From the listing below, extract every line in which the word "minus" appears.

Extracted records
[Begin]

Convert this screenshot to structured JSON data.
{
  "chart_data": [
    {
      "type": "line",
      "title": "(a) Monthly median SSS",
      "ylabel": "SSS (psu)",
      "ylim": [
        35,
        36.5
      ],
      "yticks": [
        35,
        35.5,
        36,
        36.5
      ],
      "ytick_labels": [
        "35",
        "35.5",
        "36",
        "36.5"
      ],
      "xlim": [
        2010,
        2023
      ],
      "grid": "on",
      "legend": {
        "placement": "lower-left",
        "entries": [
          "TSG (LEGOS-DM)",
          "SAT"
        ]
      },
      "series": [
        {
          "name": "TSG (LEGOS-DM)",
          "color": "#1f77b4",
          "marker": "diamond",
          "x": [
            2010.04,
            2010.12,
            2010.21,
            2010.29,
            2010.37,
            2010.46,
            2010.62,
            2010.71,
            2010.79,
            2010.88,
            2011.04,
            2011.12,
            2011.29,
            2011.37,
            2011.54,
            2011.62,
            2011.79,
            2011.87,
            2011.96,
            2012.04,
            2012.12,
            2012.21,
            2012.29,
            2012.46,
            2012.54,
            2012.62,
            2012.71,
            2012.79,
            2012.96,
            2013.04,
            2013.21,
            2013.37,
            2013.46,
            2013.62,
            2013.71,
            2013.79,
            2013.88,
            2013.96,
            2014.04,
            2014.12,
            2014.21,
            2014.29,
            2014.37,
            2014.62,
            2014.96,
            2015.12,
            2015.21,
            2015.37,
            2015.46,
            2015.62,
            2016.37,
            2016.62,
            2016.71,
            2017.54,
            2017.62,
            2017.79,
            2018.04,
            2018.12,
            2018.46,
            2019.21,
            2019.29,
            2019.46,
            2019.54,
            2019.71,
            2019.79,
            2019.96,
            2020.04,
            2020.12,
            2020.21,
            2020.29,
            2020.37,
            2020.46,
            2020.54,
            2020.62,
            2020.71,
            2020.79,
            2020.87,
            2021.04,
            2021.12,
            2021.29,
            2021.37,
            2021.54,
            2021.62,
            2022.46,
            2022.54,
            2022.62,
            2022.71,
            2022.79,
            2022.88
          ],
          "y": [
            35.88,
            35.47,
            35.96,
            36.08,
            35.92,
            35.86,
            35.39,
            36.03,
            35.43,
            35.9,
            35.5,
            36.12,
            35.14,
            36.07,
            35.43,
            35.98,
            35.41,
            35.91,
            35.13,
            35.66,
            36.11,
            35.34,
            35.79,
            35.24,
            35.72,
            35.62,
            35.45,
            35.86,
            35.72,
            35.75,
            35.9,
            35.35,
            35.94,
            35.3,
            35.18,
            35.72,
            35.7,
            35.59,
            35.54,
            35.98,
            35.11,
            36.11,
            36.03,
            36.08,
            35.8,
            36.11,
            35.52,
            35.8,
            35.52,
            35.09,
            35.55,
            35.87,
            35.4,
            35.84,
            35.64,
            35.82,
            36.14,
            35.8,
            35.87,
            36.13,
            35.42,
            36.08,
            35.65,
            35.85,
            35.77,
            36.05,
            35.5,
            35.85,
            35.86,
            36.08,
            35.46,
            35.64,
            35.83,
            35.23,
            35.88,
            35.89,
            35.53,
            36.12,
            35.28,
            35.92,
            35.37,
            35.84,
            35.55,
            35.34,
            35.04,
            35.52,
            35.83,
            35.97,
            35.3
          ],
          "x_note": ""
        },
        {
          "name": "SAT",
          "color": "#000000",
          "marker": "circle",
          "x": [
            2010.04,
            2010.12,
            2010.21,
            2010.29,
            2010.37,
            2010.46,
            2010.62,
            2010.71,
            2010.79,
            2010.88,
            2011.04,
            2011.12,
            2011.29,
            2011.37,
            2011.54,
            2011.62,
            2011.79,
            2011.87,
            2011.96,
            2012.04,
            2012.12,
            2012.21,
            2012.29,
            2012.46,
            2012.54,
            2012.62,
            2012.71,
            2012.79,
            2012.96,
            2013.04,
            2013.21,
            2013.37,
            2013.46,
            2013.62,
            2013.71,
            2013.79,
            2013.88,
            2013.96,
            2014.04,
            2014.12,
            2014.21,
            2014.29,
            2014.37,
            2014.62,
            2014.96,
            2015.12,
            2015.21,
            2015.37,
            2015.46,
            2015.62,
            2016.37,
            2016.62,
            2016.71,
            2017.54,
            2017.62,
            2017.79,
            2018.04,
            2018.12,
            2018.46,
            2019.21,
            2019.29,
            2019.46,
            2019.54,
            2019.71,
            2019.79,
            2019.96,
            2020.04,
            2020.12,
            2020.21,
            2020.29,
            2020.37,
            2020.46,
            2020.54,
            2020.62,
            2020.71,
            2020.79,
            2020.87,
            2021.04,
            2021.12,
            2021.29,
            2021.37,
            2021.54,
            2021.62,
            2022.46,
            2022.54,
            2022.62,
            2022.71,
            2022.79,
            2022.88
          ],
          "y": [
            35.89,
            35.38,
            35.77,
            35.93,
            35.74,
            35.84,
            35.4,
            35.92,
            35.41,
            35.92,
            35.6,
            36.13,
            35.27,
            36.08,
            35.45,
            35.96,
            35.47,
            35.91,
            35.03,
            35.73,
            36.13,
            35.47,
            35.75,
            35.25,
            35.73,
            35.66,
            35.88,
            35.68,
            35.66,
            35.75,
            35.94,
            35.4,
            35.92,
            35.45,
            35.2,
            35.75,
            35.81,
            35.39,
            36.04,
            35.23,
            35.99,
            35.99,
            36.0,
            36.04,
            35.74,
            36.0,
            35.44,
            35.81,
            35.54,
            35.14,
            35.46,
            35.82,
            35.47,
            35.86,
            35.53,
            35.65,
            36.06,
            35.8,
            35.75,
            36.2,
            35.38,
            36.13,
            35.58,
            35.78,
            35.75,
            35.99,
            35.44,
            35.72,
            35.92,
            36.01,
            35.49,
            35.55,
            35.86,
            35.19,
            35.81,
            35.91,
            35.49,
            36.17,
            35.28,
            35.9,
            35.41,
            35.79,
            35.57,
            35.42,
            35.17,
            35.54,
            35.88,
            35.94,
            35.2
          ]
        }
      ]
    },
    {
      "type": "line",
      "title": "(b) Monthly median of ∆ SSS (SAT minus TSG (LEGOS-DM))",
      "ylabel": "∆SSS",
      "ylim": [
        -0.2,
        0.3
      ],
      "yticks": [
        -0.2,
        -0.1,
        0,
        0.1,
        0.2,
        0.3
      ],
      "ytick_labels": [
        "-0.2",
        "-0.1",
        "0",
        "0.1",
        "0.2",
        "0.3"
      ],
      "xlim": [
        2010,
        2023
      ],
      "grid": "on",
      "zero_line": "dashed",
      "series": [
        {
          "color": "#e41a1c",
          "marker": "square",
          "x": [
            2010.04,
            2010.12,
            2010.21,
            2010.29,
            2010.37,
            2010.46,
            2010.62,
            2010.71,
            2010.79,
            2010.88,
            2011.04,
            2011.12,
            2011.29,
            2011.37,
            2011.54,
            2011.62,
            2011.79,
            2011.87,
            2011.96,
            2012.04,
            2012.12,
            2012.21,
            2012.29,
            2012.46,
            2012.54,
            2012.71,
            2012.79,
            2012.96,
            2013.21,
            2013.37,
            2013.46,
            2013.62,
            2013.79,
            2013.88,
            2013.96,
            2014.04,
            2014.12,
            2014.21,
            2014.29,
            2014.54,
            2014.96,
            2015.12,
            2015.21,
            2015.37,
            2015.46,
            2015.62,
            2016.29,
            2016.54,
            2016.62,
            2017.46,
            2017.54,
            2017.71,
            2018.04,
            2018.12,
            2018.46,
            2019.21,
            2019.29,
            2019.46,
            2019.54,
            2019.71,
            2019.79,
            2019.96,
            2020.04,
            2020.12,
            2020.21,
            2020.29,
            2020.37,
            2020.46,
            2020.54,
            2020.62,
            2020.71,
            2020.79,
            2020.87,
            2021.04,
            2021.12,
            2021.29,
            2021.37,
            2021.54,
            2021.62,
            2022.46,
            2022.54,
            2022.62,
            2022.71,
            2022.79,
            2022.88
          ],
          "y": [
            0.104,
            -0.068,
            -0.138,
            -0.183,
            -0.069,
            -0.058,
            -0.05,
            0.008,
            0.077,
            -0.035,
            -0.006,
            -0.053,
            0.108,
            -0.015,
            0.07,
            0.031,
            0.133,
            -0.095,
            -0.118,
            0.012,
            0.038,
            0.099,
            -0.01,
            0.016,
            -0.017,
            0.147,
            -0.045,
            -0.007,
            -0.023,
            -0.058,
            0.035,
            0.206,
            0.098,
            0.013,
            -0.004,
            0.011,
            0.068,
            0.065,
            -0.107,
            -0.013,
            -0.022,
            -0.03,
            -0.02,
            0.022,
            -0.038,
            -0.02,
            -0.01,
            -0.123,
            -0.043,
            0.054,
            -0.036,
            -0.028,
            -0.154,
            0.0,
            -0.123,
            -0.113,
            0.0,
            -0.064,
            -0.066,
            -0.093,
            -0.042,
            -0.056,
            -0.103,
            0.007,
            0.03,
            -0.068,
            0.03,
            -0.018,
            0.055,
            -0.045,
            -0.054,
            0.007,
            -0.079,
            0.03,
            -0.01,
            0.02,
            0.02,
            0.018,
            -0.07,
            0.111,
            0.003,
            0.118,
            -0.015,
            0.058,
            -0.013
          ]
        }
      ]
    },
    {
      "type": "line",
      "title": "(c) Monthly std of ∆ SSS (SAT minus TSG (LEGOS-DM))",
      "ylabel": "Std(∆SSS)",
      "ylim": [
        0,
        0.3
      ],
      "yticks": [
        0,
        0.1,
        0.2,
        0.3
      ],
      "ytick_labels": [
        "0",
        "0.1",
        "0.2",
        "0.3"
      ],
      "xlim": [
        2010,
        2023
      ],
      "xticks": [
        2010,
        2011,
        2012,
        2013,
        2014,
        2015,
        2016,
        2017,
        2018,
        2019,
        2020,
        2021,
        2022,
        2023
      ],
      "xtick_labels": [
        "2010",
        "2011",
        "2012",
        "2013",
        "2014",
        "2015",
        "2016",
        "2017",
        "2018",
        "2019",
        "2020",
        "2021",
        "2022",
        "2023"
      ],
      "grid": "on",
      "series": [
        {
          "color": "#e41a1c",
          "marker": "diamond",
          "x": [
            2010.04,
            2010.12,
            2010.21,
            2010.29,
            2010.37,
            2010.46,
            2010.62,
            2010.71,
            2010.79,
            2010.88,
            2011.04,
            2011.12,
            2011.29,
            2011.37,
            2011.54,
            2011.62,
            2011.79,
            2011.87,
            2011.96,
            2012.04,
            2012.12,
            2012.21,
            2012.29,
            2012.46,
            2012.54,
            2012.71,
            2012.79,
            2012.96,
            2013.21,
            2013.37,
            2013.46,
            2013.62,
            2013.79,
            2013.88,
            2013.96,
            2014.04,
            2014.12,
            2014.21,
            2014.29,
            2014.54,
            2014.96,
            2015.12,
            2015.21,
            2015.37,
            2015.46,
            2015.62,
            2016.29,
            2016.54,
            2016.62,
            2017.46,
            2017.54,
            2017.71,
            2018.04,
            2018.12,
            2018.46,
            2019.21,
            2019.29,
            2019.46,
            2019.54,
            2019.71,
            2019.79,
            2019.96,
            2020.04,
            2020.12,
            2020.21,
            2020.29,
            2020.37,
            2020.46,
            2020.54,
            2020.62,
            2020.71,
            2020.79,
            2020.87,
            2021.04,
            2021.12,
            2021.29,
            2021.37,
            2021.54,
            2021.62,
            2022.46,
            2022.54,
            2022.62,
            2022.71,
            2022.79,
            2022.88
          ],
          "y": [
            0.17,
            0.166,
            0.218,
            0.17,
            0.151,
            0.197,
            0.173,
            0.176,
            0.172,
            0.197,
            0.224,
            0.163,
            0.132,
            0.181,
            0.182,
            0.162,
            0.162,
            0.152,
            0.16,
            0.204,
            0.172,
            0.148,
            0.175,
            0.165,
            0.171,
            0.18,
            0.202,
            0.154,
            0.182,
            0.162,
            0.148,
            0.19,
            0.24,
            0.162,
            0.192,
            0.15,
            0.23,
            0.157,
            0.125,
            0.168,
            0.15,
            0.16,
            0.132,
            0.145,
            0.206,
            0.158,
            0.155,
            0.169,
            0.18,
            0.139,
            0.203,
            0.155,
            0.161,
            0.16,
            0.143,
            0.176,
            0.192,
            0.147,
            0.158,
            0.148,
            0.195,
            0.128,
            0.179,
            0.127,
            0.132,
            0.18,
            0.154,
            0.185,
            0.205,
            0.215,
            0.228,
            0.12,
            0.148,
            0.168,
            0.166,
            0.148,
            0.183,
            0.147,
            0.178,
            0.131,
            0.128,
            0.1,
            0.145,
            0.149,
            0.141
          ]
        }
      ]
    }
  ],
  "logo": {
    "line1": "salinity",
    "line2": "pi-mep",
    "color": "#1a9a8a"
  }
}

[End]

Task answer =>
      "title": "(b) Monthly median of ∆ SSS (SAT minus TSG (LEGOS-DM))",
      "title": "(c) Monthly std of ∆ SSS (SAT minus TSG (LEGOS-DM))",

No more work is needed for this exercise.